▸ **SET TASK**:
Copy every line of the entries that includes the word "Cadence".
↓
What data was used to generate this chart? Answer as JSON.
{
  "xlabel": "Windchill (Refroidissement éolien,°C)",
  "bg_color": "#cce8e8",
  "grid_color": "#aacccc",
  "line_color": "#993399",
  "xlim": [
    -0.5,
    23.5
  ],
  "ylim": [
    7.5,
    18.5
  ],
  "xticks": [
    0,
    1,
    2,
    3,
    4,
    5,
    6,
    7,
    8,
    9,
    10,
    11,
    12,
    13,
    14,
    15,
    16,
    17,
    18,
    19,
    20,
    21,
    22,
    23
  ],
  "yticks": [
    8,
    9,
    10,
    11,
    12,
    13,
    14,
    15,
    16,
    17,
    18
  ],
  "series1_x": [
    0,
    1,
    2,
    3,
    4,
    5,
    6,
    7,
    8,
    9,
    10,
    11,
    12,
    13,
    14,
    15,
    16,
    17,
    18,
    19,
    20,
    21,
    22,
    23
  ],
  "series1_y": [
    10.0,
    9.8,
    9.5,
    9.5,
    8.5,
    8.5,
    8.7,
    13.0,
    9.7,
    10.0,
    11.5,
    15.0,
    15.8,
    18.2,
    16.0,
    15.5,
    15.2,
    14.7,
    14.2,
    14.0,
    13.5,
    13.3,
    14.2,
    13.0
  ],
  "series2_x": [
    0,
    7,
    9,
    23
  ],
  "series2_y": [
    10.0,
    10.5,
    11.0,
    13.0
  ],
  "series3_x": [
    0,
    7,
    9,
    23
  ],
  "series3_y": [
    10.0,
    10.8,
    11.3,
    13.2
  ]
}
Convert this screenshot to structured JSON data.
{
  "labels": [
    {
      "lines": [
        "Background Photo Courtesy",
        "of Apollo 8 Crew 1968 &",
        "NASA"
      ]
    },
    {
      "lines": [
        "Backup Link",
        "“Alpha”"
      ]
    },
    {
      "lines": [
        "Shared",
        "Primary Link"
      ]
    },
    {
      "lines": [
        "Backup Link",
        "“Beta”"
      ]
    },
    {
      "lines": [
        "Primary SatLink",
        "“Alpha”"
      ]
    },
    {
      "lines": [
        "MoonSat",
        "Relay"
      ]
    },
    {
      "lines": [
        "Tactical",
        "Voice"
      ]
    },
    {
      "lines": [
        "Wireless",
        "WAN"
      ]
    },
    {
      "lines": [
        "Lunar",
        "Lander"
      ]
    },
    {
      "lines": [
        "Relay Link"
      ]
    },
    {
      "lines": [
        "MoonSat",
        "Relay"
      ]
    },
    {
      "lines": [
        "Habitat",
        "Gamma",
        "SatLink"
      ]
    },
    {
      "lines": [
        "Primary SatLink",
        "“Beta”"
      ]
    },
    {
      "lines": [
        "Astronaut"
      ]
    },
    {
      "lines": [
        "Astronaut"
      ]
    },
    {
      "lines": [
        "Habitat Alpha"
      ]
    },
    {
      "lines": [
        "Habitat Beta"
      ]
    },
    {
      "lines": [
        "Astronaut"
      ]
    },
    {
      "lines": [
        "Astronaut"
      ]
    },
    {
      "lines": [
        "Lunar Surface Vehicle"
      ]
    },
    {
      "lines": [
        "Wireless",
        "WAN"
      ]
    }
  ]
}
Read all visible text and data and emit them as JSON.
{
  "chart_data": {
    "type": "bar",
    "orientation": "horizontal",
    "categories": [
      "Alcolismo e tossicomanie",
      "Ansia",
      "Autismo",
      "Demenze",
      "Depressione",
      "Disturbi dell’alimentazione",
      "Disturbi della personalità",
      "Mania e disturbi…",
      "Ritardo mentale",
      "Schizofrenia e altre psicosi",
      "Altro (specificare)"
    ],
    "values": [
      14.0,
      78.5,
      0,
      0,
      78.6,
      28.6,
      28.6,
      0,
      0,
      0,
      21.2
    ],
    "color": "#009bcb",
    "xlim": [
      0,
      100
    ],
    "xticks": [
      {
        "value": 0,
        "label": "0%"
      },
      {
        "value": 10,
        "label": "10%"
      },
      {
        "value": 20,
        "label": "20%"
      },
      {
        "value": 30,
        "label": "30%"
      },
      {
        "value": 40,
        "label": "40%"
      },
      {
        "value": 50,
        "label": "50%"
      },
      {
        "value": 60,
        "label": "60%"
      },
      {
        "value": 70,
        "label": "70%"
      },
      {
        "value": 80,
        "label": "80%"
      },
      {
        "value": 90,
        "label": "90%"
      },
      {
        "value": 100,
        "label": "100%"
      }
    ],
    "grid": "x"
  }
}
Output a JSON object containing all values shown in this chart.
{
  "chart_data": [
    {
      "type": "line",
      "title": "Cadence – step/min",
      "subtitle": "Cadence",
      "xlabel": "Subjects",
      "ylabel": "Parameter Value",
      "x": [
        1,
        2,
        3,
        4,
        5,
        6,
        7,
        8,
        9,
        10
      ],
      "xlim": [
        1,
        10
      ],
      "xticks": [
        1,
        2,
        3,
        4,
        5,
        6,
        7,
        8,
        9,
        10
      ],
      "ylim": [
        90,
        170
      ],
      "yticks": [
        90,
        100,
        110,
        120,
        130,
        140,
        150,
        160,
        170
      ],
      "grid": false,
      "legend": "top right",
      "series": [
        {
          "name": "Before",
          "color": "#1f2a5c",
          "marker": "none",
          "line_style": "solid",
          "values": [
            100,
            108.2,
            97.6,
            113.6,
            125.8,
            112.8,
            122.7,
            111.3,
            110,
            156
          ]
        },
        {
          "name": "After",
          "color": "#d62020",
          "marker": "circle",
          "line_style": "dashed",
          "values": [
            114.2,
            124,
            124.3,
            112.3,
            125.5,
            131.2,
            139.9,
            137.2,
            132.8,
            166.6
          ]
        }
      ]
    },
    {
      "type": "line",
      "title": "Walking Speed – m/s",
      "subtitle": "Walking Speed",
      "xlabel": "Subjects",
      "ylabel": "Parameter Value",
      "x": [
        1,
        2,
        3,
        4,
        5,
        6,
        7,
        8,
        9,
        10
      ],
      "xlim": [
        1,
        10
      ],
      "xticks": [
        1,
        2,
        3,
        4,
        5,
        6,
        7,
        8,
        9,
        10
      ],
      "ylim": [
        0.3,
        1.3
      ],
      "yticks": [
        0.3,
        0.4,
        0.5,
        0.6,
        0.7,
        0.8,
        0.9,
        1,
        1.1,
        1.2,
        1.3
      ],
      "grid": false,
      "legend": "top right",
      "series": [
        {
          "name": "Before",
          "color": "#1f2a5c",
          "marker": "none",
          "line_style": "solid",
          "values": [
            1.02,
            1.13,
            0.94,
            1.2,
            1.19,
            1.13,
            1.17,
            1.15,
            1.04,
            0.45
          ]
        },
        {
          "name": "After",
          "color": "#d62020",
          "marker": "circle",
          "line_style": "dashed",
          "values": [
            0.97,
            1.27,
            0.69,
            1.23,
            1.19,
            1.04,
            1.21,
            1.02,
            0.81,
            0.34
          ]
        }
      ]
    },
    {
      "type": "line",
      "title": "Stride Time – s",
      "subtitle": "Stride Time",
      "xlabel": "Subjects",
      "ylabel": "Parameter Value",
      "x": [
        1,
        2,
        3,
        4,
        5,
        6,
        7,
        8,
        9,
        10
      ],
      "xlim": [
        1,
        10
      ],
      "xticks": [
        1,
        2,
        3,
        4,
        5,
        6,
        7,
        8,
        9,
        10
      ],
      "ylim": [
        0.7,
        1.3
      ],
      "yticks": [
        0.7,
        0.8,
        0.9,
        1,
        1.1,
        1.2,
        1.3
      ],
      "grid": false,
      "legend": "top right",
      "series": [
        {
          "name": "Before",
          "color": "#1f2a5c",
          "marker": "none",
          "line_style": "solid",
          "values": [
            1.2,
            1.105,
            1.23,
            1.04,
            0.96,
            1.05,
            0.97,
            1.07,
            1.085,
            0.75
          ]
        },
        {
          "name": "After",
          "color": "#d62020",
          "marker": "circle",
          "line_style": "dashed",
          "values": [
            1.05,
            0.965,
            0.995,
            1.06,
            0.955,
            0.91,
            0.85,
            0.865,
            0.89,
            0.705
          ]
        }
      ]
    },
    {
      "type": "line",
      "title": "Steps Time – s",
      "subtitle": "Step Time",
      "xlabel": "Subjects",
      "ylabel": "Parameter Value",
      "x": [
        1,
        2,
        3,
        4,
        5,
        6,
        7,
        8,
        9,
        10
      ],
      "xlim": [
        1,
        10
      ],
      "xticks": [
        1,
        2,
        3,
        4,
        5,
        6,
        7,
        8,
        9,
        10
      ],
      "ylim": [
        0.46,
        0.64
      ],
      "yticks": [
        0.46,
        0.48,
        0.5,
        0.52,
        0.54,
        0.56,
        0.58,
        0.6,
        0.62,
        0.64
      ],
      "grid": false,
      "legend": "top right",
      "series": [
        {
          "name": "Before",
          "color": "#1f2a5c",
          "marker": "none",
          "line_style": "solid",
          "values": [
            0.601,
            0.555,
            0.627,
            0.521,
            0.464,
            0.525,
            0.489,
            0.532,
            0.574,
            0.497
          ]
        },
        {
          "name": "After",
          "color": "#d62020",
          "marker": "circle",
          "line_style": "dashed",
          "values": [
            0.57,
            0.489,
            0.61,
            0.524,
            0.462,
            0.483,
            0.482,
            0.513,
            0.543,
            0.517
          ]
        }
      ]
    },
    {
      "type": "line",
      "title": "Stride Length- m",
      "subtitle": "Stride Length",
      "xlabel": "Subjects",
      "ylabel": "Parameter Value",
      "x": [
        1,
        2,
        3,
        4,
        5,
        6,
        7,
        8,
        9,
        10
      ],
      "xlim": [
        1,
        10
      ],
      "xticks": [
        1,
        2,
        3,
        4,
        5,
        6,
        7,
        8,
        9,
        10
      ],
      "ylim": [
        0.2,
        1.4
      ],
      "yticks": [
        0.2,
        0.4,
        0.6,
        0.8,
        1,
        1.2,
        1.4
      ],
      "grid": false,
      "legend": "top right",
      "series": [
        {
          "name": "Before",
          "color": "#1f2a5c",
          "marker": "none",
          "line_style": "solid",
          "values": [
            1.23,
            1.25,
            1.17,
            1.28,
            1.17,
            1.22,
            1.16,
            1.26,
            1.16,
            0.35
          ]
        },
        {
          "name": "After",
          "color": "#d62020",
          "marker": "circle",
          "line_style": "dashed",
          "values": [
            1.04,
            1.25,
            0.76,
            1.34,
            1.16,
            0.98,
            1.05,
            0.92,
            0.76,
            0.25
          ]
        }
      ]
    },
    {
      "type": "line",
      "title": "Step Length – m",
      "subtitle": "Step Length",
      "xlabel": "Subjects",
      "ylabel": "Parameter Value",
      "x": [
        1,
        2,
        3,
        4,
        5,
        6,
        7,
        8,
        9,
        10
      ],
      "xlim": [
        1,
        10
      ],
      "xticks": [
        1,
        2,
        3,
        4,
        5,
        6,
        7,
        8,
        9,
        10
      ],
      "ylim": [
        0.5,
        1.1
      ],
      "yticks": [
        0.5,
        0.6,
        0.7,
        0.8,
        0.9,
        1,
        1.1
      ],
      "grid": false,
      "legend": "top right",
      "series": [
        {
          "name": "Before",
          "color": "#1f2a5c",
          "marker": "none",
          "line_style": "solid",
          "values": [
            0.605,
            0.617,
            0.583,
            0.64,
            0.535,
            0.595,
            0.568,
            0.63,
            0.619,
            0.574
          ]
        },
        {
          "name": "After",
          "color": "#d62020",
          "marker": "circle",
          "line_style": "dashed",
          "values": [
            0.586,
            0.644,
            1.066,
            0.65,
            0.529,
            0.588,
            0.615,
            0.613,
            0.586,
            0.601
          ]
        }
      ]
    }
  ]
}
↑
▸ **ANSWER TO THIS EXERCISE**:
      "title": "Cadence – step/min",
      "subtitle": "Cadence",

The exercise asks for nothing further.